* [Problem details] Transcribe each line exactly.

* [Information provided]
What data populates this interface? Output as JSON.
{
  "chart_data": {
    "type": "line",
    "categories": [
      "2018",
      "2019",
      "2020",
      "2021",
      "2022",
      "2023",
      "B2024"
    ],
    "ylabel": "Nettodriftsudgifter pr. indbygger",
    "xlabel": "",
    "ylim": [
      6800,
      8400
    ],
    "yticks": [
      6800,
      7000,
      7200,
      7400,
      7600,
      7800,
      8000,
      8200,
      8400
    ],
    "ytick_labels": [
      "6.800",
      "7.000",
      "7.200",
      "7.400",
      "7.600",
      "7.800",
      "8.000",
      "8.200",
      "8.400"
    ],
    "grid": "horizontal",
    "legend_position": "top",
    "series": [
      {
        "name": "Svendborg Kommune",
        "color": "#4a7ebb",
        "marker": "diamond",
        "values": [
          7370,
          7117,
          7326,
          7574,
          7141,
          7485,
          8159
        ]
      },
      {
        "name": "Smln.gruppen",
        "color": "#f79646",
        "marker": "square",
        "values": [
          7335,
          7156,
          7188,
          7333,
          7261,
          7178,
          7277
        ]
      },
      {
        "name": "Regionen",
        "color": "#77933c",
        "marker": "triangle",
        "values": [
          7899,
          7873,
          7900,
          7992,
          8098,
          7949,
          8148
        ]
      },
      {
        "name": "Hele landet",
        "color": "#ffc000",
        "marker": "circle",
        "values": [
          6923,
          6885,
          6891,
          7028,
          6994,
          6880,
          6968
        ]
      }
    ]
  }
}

* [Exercise output]
What data populates this interface? Output as JSON.
{
  "chart_data": {
    "type": "line",
    "categories": [
      "2018",
      "2019",
      "2020",
      "2021",
      "2022",
      "2023",
      "B2024"
    ],
    "ylabel": "Nettodriftsudgifter pr. indbygger",
    "xlabel": "",
    "ylim": [
      6800,
      8400
    ],
    "yticks": [
      6800,
      7000,
      7200,
      7400,
      7600,
      7800,
      8000,
      8200,
      8400
    ],
    "ytick_labels": [
      "6.800",
      "7.000",
      "7.200",
      "7.400",
      "7.600",
      "7.800",
      "8.000",
      "8.200",
      "8.400"
    ],
    "grid": "horizontal",
    "legend_position": "top",
    "series": [
      {
        "name": "Svendborg Kommune",
        "color": "#4a7ebb",
        "marker": "diamond",
        "values": [
          7370,
          7117,
          7326,
          7574,
          7141,
          7485,
          8159
        ]
      },
      {
        "name": "Smln.gruppen",
        "color": "#f79646",
        "marker": "square",
        "values": [
          7335,
          7156,
          7188,
          7333,
          7261,
          7178,
          7277
        ]
      },
      {
        "name": "Regionen",
        "color": "#77933c",
        "marker": "triangle",
        "values": [
          7899,
          7873,
          7900,
          7992,
          8098,
          7949,
          8148
        ]
      },
      {
        "name": "Hele landet",
        "color": "#ffc000",
        "marker": "circle",
        "values": [
          6923,
          6885,
          6891,
          7028,
          6994,
          6880,
          6968
        ]
      }
    ]
  }
}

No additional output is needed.